WORK TO COMPLETE: Within the material below, find each line bearing the word "color" and present it.

Chart and figure data
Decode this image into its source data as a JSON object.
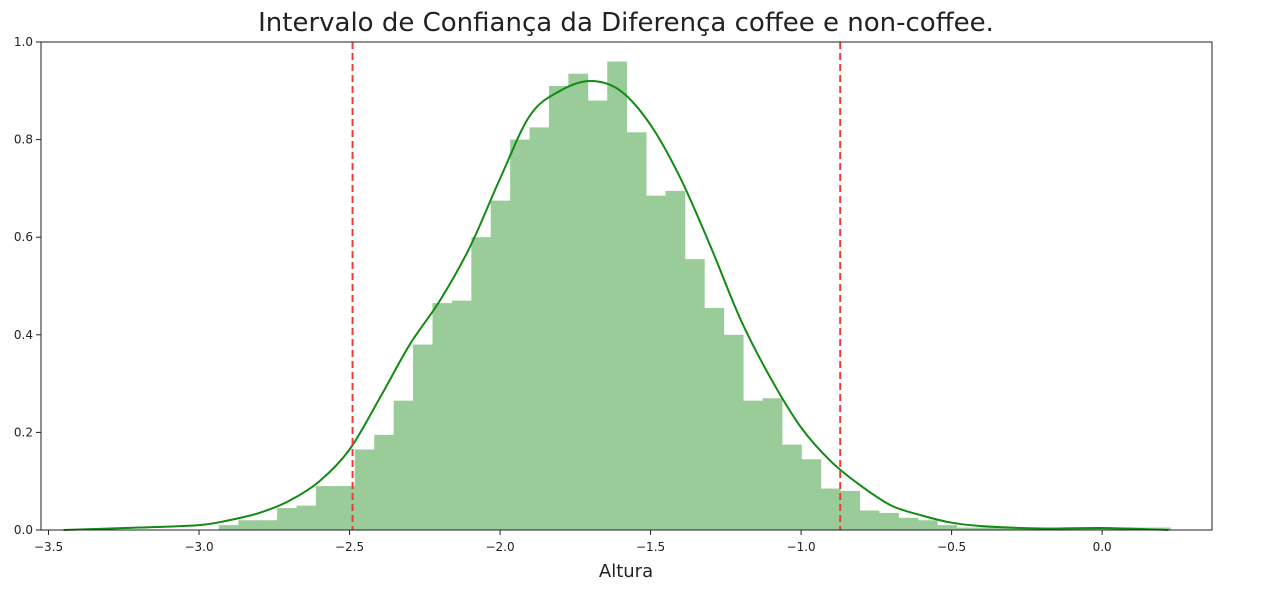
{
  "chart_data": {
    "type": "bar",
    "title": "Intervalo de Confiança da Diferença coffee e non-coffee.",
    "xlabel": "Altura",
    "ylabel": "",
    "xlim": [
      -3.525,
      0.365
    ],
    "ylim": [
      0.0,
      1.0
    ],
    "grid": false,
    "legend": "none",
    "x_ticks": [
      -3.5,
      -3.0,
      -2.5,
      -2.0,
      -1.5,
      -1.0,
      -0.5,
      0.0
    ],
    "x_tick_labels": [
      "−3.5",
      "−3.0",
      "−2.5",
      "−2.0",
      "−1.5",
      "−1.0",
      "−0.5",
      "0.0"
    ],
    "y_ticks": [
      0.0,
      0.2,
      0.4,
      0.6,
      0.8,
      1.0
    ],
    "y_tick_labels": [
      "0.0",
      "0.2",
      "0.4",
      "0.6",
      "0.8",
      "1.0"
    ],
    "histogram": {
      "bin_start": -3.45,
      "bin_width": 0.0645,
      "values": [
        0.0,
        0.0,
        0.0,
        0.0,
        0.0,
        0.0,
        0.0,
        0.0,
        0.01,
        0.02,
        0.02,
        0.045,
        0.05,
        0.09,
        0.09,
        0.165,
        0.195,
        0.265,
        0.38,
        0.465,
        0.47,
        0.6,
        0.675,
        0.8,
        0.825,
        0.91,
        0.935,
        0.88,
        0.96,
        0.815,
        0.685,
        0.695,
        0.555,
        0.455,
        0.4,
        0.265,
        0.27,
        0.175,
        0.145,
        0.085,
        0.08,
        0.04,
        0.035,
        0.025,
        0.02,
        0.01,
        0.005,
        0.005,
        0.005,
        0.005,
        0.005,
        0.005,
        0.005,
        0.005,
        0.005,
        0.005,
        0.005,
        0.0
      ],
      "color": "#99cc99"
    },
    "kde": {
      "x": [
        -3.45,
        -3.2,
        -3.0,
        -2.9,
        -2.8,
        -2.7,
        -2.6,
        -2.5,
        -2.4,
        -2.3,
        -2.2,
        -2.1,
        -2.0,
        -1.9,
        -1.8,
        -1.7,
        -1.6,
        -1.5,
        -1.4,
        -1.3,
        -1.2,
        -1.1,
        -1.0,
        -0.9,
        -0.8,
        -0.7,
        -0.6,
        -0.5,
        -0.4,
        -0.2,
        0.0,
        0.22
      ],
      "y": [
        0.0,
        0.005,
        0.01,
        0.02,
        0.035,
        0.06,
        0.1,
        0.165,
        0.27,
        0.38,
        0.47,
        0.58,
        0.72,
        0.85,
        0.9,
        0.92,
        0.9,
        0.83,
        0.72,
        0.58,
        0.43,
        0.31,
        0.21,
        0.14,
        0.09,
        0.05,
        0.03,
        0.015,
        0.008,
        0.003,
        0.004,
        0.0
      ],
      "color": "#138a13"
    },
    "reference_lines": [
      {
        "x": -2.49,
        "color": "#f03c32",
        "style": "dashed"
      },
      {
        "x": -0.87,
        "color": "#f03c32",
        "style": "dashed"
      }
    ]
  }
}
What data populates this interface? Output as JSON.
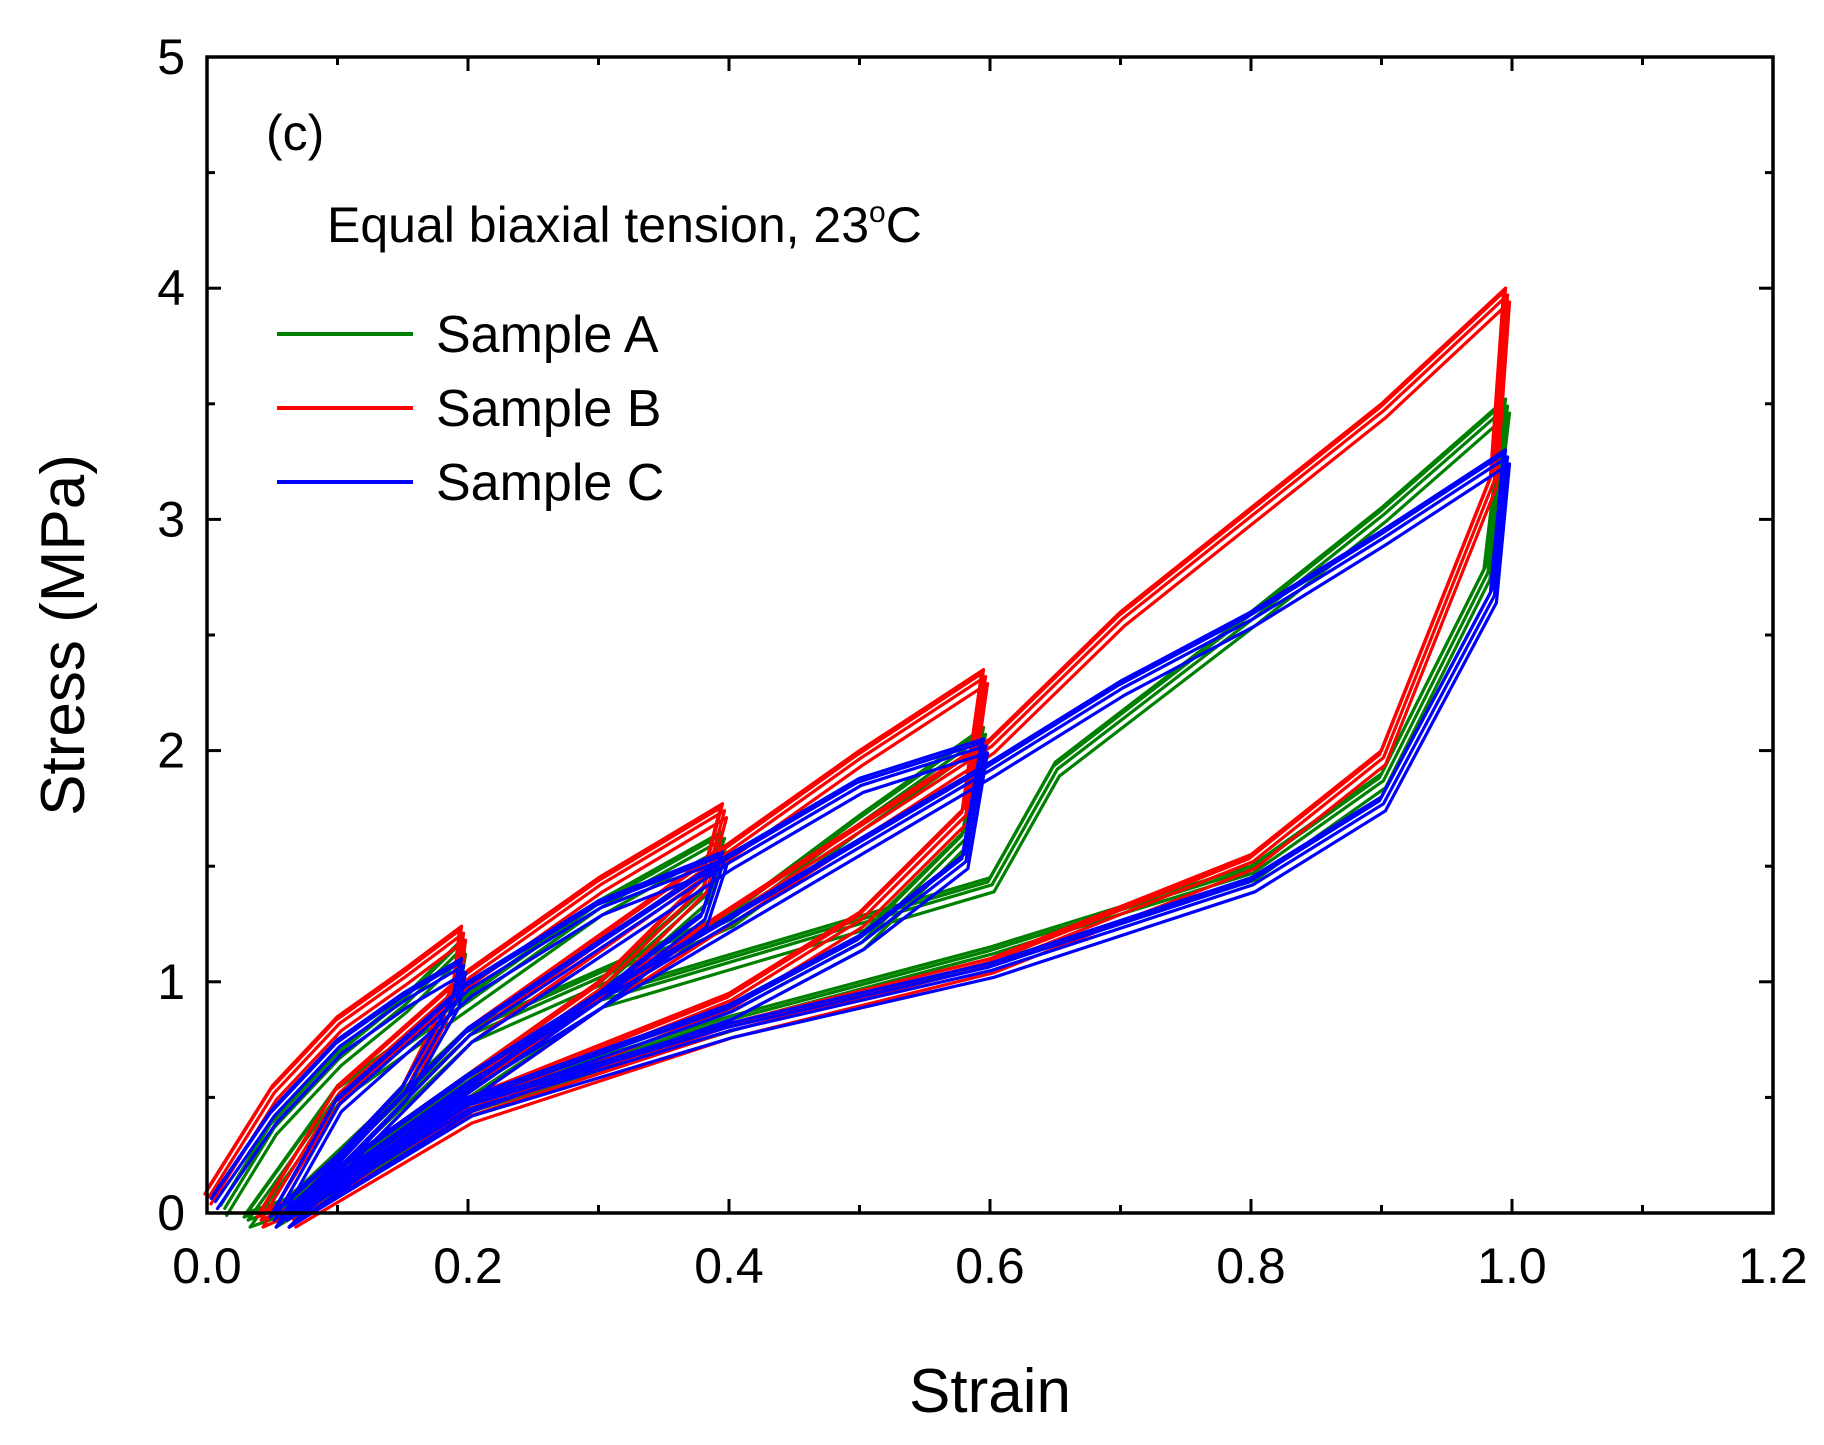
{
  "chart_data": {
    "type": "line",
    "annotation": "(c)",
    "condition_text": "Equal biaxial tension, 23",
    "condition_unit": "C",
    "xlabel": "Strain",
    "ylabel": "Stress (MPa)",
    "xlim": [
      0.0,
      1.2
    ],
    "ylim": [
      0,
      5
    ],
    "xticks": [
      0.0,
      0.2,
      0.4,
      0.6,
      0.8,
      1.0,
      1.2
    ],
    "xtick_labels": [
      "0.0",
      "0.2",
      "0.4",
      "0.6",
      "0.8",
      "1.0",
      "1.2"
    ],
    "yticks": [
      0,
      1,
      2,
      3,
      4,
      5
    ],
    "ytick_labels": [
      "0",
      "1",
      "2",
      "3",
      "4",
      "5"
    ],
    "legend_position": "top-left",
    "series": [
      {
        "name": "Sample A",
        "color": "#008000",
        "cycles": [
          {
            "max_strain": 0.2,
            "loading": [
              [
                0.012,
                0.05
              ],
              [
                0.05,
                0.4
              ],
              [
                0.1,
                0.7
              ],
              [
                0.15,
                0.93
              ],
              [
                0.195,
                1.18
              ]
            ],
            "unloading": [
              [
                0.195,
                1.18
              ],
              [
                0.19,
                1.0
              ],
              [
                0.15,
                0.55
              ],
              [
                0.1,
                0.25
              ],
              [
                0.06,
                0.06
              ],
              [
                0.03,
                0.0
              ]
            ]
          },
          {
            "max_strain": 0.4,
            "loading": [
              [
                0.03,
                0.0
              ],
              [
                0.1,
                0.55
              ],
              [
                0.2,
                0.95
              ],
              [
                0.3,
                1.35
              ],
              [
                0.395,
                1.65
              ]
            ],
            "unloading": [
              [
                0.395,
                1.65
              ],
              [
                0.38,
                1.4
              ],
              [
                0.3,
                1.0
              ],
              [
                0.2,
                0.6
              ],
              [
                0.1,
                0.2
              ],
              [
                0.05,
                0.0
              ]
            ]
          },
          {
            "max_strain": 0.6,
            "loading": [
              [
                0.05,
                0.0
              ],
              [
                0.2,
                0.8
              ],
              [
                0.4,
                1.3
              ],
              [
                0.5,
                1.72
              ],
              [
                0.595,
                2.1
              ]
            ],
            "unloading": [
              [
                0.595,
                2.1
              ],
              [
                0.58,
                1.65
              ],
              [
                0.5,
                1.2
              ],
              [
                0.4,
                0.9
              ],
              [
                0.2,
                0.5
              ],
              [
                0.05,
                0.0
              ]
            ]
          },
          {
            "max_strain": 1.0,
            "loading": [
              [
                0.05,
                0.0
              ],
              [
                0.3,
                0.95
              ],
              [
                0.6,
                1.45
              ],
              [
                0.65,
                1.95
              ],
              [
                0.8,
                2.6
              ],
              [
                0.9,
                3.05
              ],
              [
                0.995,
                3.52
              ]
            ],
            "unloading": [
              [
                0.995,
                3.52
              ],
              [
                0.98,
                2.8
              ],
              [
                0.9,
                1.9
              ],
              [
                0.8,
                1.5
              ],
              [
                0.6,
                1.15
              ],
              [
                0.4,
                0.85
              ],
              [
                0.2,
                0.5
              ],
              [
                0.06,
                0.0
              ]
            ]
          }
        ]
      },
      {
        "name": "Sample B",
        "color": "#ff0000",
        "cycles": [
          {
            "max_strain": 0.2,
            "loading": [
              [
                0.0,
                0.1
              ],
              [
                0.05,
                0.55
              ],
              [
                0.1,
                0.85
              ],
              [
                0.15,
                1.05
              ],
              [
                0.195,
                1.24
              ]
            ],
            "unloading": [
              [
                0.195,
                1.24
              ],
              [
                0.19,
                1.0
              ],
              [
                0.15,
                0.55
              ],
              [
                0.1,
                0.25
              ],
              [
                0.06,
                0.05
              ],
              [
                0.04,
                0.0
              ]
            ]
          },
          {
            "max_strain": 0.4,
            "loading": [
              [
                0.04,
                0.0
              ],
              [
                0.1,
                0.55
              ],
              [
                0.2,
                1.05
              ],
              [
                0.3,
                1.45
              ],
              [
                0.395,
                1.77
              ]
            ],
            "unloading": [
              [
                0.395,
                1.77
              ],
              [
                0.38,
                1.45
              ],
              [
                0.3,
                1.0
              ],
              [
                0.2,
                0.6
              ],
              [
                0.1,
                0.2
              ],
              [
                0.06,
                0.0
              ]
            ]
          },
          {
            "max_strain": 0.6,
            "loading": [
              [
                0.06,
                0.0
              ],
              [
                0.2,
                0.8
              ],
              [
                0.4,
                1.6
              ],
              [
                0.5,
                2.0
              ],
              [
                0.595,
                2.35
              ]
            ],
            "unloading": [
              [
                0.595,
                2.35
              ],
              [
                0.58,
                1.75
              ],
              [
                0.5,
                1.3
              ],
              [
                0.4,
                0.95
              ],
              [
                0.2,
                0.5
              ],
              [
                0.06,
                0.0
              ]
            ]
          },
          {
            "max_strain": 1.0,
            "loading": [
              [
                0.06,
                0.0
              ],
              [
                0.3,
                0.95
              ],
              [
                0.6,
                2.05
              ],
              [
                0.7,
                2.6
              ],
              [
                0.8,
                3.05
              ],
              [
                0.9,
                3.5
              ],
              [
                0.995,
                4.0
              ]
            ],
            "unloading": [
              [
                0.995,
                4.0
              ],
              [
                0.985,
                3.2
              ],
              [
                0.9,
                2.0
              ],
              [
                0.8,
                1.55
              ],
              [
                0.6,
                1.1
              ],
              [
                0.4,
                0.82
              ],
              [
                0.2,
                0.45
              ],
              [
                0.065,
                0.0
              ]
            ]
          }
        ]
      },
      {
        "name": "Sample C",
        "color": "#0000ff",
        "cycles": [
          {
            "max_strain": 0.2,
            "loading": [
              [
                0.005,
                0.08
              ],
              [
                0.05,
                0.45
              ],
              [
                0.1,
                0.75
              ],
              [
                0.15,
                0.95
              ],
              [
                0.195,
                1.1
              ]
            ],
            "unloading": [
              [
                0.195,
                1.1
              ],
              [
                0.19,
                0.95
              ],
              [
                0.15,
                0.55
              ],
              [
                0.1,
                0.25
              ],
              [
                0.06,
                0.05
              ],
              [
                0.05,
                0.0
              ]
            ]
          },
          {
            "max_strain": 0.4,
            "loading": [
              [
                0.05,
                0.0
              ],
              [
                0.1,
                0.5
              ],
              [
                0.2,
                1.0
              ],
              [
                0.3,
                1.35
              ],
              [
                0.395,
                1.56
              ]
            ],
            "unloading": [
              [
                0.395,
                1.56
              ],
              [
                0.38,
                1.3
              ],
              [
                0.3,
                0.95
              ],
              [
                0.2,
                0.6
              ],
              [
                0.1,
                0.2
              ],
              [
                0.06,
                0.0
              ]
            ]
          },
          {
            "max_strain": 0.6,
            "loading": [
              [
                0.06,
                0.0
              ],
              [
                0.2,
                0.8
              ],
              [
                0.4,
                1.55
              ],
              [
                0.5,
                1.88
              ],
              [
                0.595,
                2.05
              ]
            ],
            "unloading": [
              [
                0.595,
                2.05
              ],
              [
                0.58,
                1.55
              ],
              [
                0.5,
                1.2
              ],
              [
                0.4,
                0.9
              ],
              [
                0.2,
                0.5
              ],
              [
                0.06,
                0.0
              ]
            ]
          },
          {
            "max_strain": 1.0,
            "loading": [
              [
                0.06,
                0.0
              ],
              [
                0.3,
                0.95
              ],
              [
                0.6,
                1.95
              ],
              [
                0.7,
                2.3
              ],
              [
                0.8,
                2.6
              ],
              [
                0.9,
                2.95
              ],
              [
                0.995,
                3.3
              ]
            ],
            "unloading": [
              [
                0.995,
                3.3
              ],
              [
                0.985,
                2.7
              ],
              [
                0.9,
                1.8
              ],
              [
                0.8,
                1.45
              ],
              [
                0.6,
                1.08
              ],
              [
                0.4,
                0.82
              ],
              [
                0.2,
                0.48
              ],
              [
                0.06,
                0.0
              ]
            ]
          }
        ]
      }
    ]
  }
}
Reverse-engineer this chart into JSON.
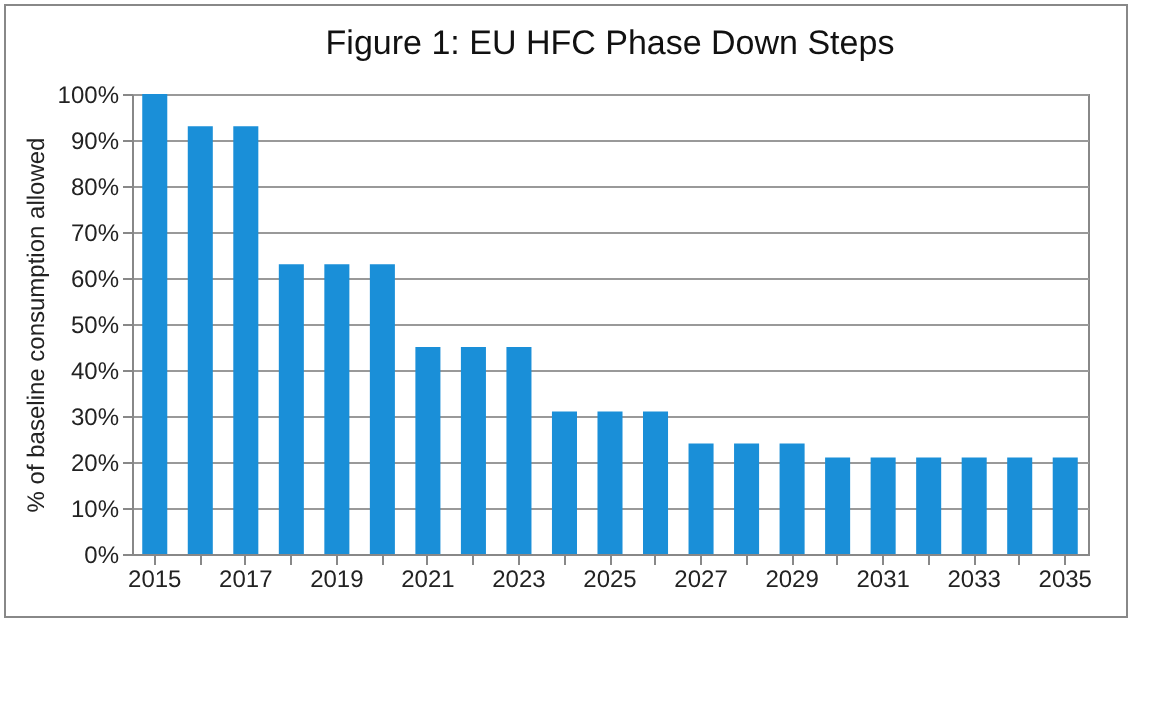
{
  "chart_data": {
    "type": "bar",
    "title": "Figure 1: EU HFC Phase Down Steps",
    "ylabel": "% of baseline consumption allowed",
    "categories": [
      "2015",
      null,
      "2017",
      null,
      "2019",
      null,
      "2021",
      null,
      "2023",
      null,
      "2025",
      null,
      "2027",
      null,
      "2029",
      null,
      "2031",
      null,
      "2033",
      null,
      "2035"
    ],
    "values": [
      100,
      93,
      93,
      63,
      63,
      63,
      45,
      45,
      45,
      31,
      31,
      31,
      24,
      24,
      24,
      21,
      21,
      21,
      21,
      21,
      21
    ],
    "color": "#1a8fd8",
    "ylim": [
      0,
      100
    ],
    "yticks": [
      {
        "value": 0,
        "label": "0%"
      },
      {
        "value": 10,
        "label": "10%"
      },
      {
        "value": 20,
        "label": "20%"
      },
      {
        "value": 30,
        "label": "30%"
      },
      {
        "value": 40,
        "label": "40%"
      },
      {
        "value": 50,
        "label": "50%"
      },
      {
        "value": 60,
        "label": "60%"
      },
      {
        "value": 70,
        "label": "70%"
      },
      {
        "value": 80,
        "label": "80%"
      },
      {
        "value": 90,
        "label": "90%"
      },
      {
        "value": 100,
        "label": "100%"
      }
    ],
    "grid": "y"
  }
}
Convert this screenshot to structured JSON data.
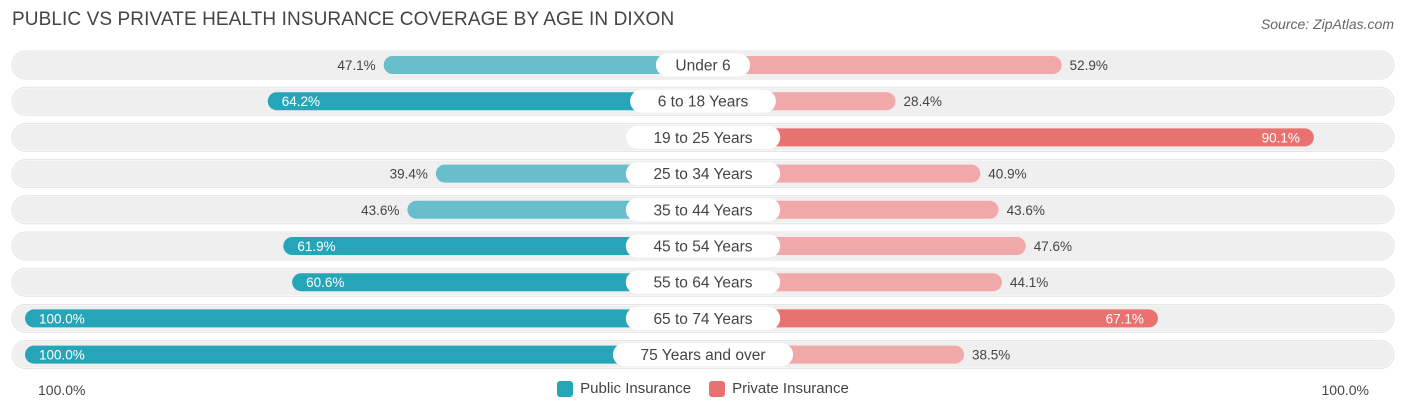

OUTPUT FOR THIS TASK:
      "color": "#99cc99"
      "color": "#138a13"
        "color": "#f03c32",
        "color": "#f03c32",
        "color": "#008000",
        "color": "#ff0000",
        "color": "#0000ff",
    "color": "#1a8fd8",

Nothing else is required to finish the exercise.